[begin Given data]

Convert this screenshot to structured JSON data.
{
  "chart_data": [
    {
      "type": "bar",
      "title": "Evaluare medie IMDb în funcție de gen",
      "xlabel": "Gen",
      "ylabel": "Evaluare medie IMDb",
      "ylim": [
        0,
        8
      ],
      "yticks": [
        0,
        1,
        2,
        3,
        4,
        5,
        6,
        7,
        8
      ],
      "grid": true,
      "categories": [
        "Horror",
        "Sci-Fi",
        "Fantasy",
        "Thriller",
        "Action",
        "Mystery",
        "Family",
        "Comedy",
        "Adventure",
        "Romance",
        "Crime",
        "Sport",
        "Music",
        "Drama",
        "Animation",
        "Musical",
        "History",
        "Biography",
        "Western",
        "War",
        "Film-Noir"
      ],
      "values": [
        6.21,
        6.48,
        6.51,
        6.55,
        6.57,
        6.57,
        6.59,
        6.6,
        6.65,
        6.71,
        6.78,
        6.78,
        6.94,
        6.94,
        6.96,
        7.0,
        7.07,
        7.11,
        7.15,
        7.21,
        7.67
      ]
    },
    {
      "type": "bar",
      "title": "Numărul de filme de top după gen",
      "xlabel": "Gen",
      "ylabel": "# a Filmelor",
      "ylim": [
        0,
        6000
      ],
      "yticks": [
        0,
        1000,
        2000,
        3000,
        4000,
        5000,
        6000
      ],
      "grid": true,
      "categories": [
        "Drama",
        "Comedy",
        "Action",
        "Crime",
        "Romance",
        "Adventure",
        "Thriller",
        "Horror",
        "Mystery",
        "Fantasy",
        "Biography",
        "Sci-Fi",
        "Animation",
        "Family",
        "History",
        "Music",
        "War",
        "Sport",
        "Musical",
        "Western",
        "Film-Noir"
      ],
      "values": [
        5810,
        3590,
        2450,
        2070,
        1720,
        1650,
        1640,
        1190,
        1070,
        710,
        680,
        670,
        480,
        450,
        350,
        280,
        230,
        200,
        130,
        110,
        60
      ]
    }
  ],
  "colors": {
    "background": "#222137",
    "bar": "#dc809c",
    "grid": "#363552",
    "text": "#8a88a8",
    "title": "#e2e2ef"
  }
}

[end Given data]

## What this task involves
All lines above with "ylabel" in them should be returned.

## Output of the exercise
      "ylabel": "Evaluare medie IMDb",
      "ylabel": "# a Filmelor",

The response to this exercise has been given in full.